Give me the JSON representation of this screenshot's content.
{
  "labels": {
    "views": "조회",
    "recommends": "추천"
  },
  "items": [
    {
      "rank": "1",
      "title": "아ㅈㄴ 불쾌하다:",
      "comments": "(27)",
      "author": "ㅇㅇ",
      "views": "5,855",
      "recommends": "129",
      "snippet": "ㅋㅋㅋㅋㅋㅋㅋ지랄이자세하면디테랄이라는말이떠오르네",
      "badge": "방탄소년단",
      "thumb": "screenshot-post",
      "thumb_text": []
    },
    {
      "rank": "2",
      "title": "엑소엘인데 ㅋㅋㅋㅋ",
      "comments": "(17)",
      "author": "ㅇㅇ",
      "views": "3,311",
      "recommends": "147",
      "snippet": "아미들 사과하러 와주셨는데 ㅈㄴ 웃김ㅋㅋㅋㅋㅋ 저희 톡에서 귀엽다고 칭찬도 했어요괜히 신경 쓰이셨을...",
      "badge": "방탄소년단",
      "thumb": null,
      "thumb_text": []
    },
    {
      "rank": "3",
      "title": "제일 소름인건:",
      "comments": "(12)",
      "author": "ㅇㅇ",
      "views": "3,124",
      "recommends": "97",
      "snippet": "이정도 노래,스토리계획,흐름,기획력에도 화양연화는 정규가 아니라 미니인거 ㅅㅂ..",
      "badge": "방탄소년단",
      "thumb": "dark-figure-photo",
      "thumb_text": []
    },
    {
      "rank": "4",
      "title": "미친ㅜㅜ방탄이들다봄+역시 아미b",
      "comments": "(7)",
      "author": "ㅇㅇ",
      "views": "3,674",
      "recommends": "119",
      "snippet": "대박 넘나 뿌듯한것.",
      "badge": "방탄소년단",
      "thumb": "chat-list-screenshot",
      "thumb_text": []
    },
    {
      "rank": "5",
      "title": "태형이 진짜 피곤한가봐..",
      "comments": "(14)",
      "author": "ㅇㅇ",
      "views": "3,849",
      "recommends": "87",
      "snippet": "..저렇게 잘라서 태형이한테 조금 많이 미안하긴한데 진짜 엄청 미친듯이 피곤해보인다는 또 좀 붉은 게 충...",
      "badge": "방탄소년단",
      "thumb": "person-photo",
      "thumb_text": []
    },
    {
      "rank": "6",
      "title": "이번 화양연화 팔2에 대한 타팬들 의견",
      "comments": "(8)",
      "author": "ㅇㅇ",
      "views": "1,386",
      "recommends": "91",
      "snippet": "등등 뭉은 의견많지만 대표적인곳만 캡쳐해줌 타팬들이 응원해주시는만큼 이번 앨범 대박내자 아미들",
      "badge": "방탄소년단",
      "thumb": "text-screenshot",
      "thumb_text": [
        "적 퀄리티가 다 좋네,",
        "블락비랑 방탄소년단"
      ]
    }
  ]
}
____
**Given problem**
All of the entries should be written out again exactly.

**Full answer**
Give me the JSON representation of this screenshot's content.
{
  "labels": {
    "views": "조회",
    "recommends": "추천"
  },
  "items": [
    {
      "rank": "1",
      "title": "아ㅈㄴ 불쾌하다:",
      "comments": "(27)",
      "author": "ㅇㅇ",
      "views": "5,855",
      "recommends": "129",
      "snippet": "ㅋㅋㅋㅋㅋㅋㅋ지랄이자세하면디테랄이라는말이떠오르네",
      "badge": "방탄소년단",
      "thumb": "screenshot-post",
      "thumb_text": []
    },
    {
      "rank": "2",
      "title": "엑소엘인데 ㅋㅋㅋㅋ",
      "comments": "(17)",
      "author": "ㅇㅇ",
      "views": "3,311",
      "recommends": "147",
      "snippet": "아미들 사과하러 와주셨는데 ㅈㄴ 웃김ㅋㅋㅋㅋㅋ 저희 톡에서 귀엽다고 칭찬도 했어요괜히 신경 쓰이셨을...",
      "badge": "방탄소년단",
      "thumb": null,
      "thumb_text": []
    },
    {
      "rank": "3",
      "title": "제일 소름인건:",
      "comments": "(12)",
      "author": "ㅇㅇ",
      "views": "3,124",
      "recommends": "97",
      "snippet": "이정도 노래,스토리계획,흐름,기획력에도 화양연화는 정규가 아니라 미니인거 ㅅㅂ..",
      "badge": "방탄소년단",
      "thumb": "dark-figure-photo",
      "thumb_text": []
    },
    {
      "rank": "4",
      "title": "미친ㅜㅜ방탄이들다봄+역시 아미b",
      "comments": "(7)",
      "author": "ㅇㅇ",
      "views": "3,674",
      "recommends": "119",
      "snippet": "대박 넘나 뿌듯한것.",
      "badge": "방탄소년단",
      "thumb": "chat-list-screenshot",
      "thumb_text": []
    },
    {
      "rank": "5",
      "title": "태형이 진짜 피곤한가봐..",
      "comments": "(14)",
      "author": "ㅇㅇ",
      "views": "3,849",
      "recommends": "87",
      "snippet": "..저렇게 잘라서 태형이한테 조금 많이 미안하긴한데 진짜 엄청 미친듯이 피곤해보인다는 또 좀 붉은 게 충...",
      "badge": "방탄소년단",
      "thumb": "person-photo",
      "thumb_text": []
    },
    {
      "rank": "6",
      "title": "이번 화양연화 팔2에 대한 타팬들 의견",
      "comments": "(8)",
      "author": "ㅇㅇ",
      "views": "1,386",
      "recommends": "91",
      "snippet": "등등 뭉은 의견많지만 대표적인곳만 캡쳐해줌 타팬들이 응원해주시는만큼 이번 앨범 대박내자 아미들",
      "badge": "방탄소년단",
      "thumb": "text-screenshot",
      "thumb_text": [
        "적 퀄리티가 다 좋네,",
        "블락비랑 방탄소년단"
      ]
    }
  ]
}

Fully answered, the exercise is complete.